## Stated goal
Pick out every line of the entries below where "Certificate" occurs, and copy those lines.

--- Source records ---

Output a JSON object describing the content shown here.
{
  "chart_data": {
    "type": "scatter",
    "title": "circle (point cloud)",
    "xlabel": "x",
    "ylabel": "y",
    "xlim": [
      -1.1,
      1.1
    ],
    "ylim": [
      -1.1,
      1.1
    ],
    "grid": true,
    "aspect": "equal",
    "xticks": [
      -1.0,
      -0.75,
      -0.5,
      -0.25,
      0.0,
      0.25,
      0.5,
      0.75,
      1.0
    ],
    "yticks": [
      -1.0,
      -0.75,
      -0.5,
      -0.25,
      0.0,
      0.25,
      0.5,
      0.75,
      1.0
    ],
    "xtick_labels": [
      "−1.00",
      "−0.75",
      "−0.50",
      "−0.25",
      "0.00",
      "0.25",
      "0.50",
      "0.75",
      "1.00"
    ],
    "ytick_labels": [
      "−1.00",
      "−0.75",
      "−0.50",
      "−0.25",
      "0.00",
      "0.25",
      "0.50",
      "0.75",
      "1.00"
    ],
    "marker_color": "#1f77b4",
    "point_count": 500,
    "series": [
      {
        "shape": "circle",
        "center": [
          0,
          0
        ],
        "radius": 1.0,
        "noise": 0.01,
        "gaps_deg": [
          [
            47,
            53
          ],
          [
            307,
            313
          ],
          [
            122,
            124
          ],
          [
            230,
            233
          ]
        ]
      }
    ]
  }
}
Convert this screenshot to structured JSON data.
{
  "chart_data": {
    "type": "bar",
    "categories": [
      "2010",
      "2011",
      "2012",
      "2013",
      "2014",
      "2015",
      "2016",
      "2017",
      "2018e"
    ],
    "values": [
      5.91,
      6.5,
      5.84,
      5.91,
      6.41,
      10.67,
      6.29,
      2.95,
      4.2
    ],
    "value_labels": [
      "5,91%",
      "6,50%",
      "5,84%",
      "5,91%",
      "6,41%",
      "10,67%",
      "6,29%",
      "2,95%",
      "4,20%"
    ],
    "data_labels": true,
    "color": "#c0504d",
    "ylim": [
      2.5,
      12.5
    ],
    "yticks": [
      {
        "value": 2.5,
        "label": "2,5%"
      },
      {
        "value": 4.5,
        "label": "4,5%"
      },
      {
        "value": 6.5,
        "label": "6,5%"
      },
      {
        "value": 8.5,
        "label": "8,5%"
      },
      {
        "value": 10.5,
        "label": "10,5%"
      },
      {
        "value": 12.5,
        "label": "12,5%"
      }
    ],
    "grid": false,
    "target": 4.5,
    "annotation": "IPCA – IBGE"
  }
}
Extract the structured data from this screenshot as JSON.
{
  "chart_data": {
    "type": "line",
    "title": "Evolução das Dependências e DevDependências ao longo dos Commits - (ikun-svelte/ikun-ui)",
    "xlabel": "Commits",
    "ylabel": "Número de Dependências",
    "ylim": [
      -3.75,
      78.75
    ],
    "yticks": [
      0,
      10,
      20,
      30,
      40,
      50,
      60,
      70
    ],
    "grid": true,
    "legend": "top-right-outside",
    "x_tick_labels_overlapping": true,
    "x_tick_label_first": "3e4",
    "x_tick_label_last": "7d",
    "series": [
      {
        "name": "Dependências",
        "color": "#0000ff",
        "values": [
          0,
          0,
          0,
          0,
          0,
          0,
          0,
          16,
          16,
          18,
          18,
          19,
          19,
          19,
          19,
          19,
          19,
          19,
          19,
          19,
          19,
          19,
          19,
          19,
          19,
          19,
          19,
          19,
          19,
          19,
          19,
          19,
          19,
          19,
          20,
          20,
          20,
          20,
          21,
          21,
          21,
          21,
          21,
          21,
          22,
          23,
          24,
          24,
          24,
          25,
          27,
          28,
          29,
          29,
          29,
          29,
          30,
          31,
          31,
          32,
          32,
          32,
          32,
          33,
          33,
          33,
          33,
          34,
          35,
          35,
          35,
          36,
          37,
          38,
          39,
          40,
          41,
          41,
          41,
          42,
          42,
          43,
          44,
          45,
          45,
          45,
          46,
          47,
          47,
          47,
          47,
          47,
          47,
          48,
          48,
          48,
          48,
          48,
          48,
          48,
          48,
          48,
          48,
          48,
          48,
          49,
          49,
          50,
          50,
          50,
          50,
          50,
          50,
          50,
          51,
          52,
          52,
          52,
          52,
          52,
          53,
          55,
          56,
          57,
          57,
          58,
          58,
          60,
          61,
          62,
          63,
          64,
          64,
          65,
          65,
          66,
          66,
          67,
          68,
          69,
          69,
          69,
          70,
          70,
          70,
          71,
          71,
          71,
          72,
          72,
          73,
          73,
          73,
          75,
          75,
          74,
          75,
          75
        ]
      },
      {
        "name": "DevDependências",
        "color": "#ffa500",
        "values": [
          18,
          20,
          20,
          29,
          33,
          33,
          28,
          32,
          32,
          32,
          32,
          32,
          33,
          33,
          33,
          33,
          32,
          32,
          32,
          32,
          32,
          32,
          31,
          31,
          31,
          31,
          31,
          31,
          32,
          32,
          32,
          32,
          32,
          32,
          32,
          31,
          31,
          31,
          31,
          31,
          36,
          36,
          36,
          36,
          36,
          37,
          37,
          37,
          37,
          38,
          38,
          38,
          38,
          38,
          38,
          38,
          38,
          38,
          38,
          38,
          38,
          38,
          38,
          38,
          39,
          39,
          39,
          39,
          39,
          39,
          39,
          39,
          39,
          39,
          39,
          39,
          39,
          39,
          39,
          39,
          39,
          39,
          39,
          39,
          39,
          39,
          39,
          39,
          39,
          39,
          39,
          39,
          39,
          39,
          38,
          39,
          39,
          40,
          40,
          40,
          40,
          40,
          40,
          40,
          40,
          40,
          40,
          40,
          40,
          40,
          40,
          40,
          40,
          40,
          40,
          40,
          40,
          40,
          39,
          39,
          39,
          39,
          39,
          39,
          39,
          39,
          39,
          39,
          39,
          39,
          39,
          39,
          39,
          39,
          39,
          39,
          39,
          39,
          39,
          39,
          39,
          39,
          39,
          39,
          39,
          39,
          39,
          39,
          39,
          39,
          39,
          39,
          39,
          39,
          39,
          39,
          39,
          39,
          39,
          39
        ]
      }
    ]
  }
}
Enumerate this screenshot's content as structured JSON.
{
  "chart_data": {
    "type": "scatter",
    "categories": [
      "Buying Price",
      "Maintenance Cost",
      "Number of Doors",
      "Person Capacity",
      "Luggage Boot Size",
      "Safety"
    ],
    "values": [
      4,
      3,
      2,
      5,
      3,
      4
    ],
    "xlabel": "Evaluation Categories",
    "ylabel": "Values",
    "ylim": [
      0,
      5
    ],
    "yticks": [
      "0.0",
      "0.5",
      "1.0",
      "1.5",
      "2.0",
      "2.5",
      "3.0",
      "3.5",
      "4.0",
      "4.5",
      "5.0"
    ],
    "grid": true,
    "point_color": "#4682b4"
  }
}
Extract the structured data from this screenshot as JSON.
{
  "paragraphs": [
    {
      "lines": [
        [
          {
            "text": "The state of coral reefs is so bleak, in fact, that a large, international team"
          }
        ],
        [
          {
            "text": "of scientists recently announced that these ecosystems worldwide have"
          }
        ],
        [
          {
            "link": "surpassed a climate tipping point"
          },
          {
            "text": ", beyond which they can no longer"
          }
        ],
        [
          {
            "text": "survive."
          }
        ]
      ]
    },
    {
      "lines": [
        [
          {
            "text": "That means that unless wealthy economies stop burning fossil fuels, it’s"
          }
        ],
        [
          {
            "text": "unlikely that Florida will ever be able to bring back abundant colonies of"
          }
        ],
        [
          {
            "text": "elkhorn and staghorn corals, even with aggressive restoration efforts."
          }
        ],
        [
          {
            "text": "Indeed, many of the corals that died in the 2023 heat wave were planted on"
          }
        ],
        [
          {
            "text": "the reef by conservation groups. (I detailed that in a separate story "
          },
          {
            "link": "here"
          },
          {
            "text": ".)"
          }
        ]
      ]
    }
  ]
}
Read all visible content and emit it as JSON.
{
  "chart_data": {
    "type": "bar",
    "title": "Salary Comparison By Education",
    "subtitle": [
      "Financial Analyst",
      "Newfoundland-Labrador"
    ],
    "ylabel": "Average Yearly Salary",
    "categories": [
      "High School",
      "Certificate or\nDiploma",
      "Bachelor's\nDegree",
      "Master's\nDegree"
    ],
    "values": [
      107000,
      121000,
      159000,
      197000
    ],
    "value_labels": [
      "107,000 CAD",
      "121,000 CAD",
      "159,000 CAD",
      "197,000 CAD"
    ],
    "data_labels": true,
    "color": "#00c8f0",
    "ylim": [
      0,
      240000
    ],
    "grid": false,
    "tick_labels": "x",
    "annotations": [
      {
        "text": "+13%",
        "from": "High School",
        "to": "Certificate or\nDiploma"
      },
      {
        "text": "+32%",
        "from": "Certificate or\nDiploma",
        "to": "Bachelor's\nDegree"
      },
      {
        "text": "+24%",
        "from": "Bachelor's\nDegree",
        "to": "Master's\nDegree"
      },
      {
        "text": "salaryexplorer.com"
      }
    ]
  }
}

---

## Result for this exercise
      "Certificate or\nDiploma",
        "to": "Certificate or\nDiploma"
        "from": "Certificate or\nDiploma",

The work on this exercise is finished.